[RECORDS TO USE start]

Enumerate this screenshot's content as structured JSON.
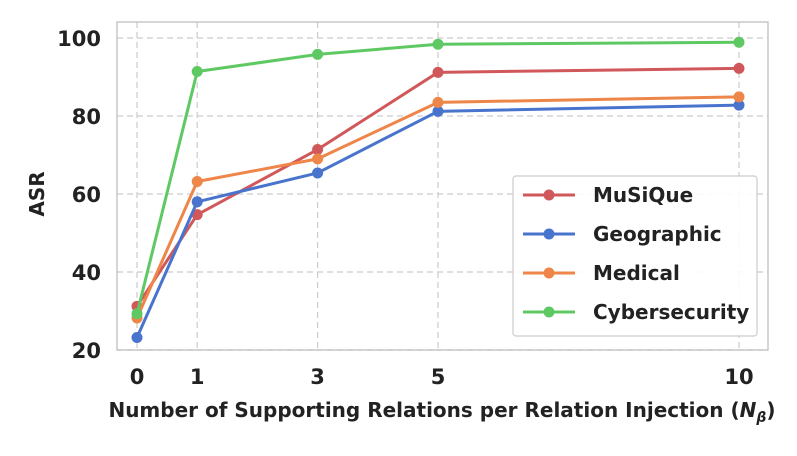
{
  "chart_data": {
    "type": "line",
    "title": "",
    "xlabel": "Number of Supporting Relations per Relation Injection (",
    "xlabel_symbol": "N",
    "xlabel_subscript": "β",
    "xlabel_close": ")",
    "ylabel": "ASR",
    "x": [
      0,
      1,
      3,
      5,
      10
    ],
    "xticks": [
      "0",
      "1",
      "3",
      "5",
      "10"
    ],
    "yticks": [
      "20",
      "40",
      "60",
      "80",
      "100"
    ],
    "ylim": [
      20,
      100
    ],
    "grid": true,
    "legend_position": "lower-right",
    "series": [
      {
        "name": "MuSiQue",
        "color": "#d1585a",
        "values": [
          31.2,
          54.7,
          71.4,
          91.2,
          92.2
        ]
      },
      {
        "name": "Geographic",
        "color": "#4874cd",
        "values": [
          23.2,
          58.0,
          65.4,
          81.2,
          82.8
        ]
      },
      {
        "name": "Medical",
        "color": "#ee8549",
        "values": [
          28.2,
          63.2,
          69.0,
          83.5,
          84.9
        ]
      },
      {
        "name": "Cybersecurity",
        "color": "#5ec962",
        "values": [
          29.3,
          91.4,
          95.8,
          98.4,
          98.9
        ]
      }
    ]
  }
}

[RECORDS TO USE end]

-- GOAL OF THE EXERCISE --
Leave out all images, then reproduce the entries above exactly.

-- ANSWER TO THE TASK --
Enumerate this screenshot's content as structured JSON.
{
  "chart_data": {
    "type": "line",
    "title": "",
    "xlabel": "Number of Supporting Relations per Relation Injection (",
    "xlabel_symbol": "N",
    "xlabel_subscript": "β",
    "xlabel_close": ")",
    "ylabel": "ASR",
    "x": [
      0,
      1,
      3,
      5,
      10
    ],
    "xticks": [
      "0",
      "1",
      "3",
      "5",
      "10"
    ],
    "yticks": [
      "20",
      "40",
      "60",
      "80",
      "100"
    ],
    "ylim": [
      20,
      100
    ],
    "grid": true,
    "legend_position": "lower-right",
    "series": [
      {
        "name": "MuSiQue",
        "color": "#d1585a",
        "values": [
          31.2,
          54.7,
          71.4,
          91.2,
          92.2
        ]
      },
      {
        "name": "Geographic",
        "color": "#4874cd",
        "values": [
          23.2,
          58.0,
          65.4,
          81.2,
          82.8
        ]
      },
      {
        "name": "Medical",
        "color": "#ee8549",
        "values": [
          28.2,
          63.2,
          69.0,
          83.5,
          84.9
        ]
      },
      {
        "name": "Cybersecurity",
        "color": "#5ec962",
        "values": [
          29.3,
          91.4,
          95.8,
          98.4,
          98.9
        ]
      }
    ]
  }
}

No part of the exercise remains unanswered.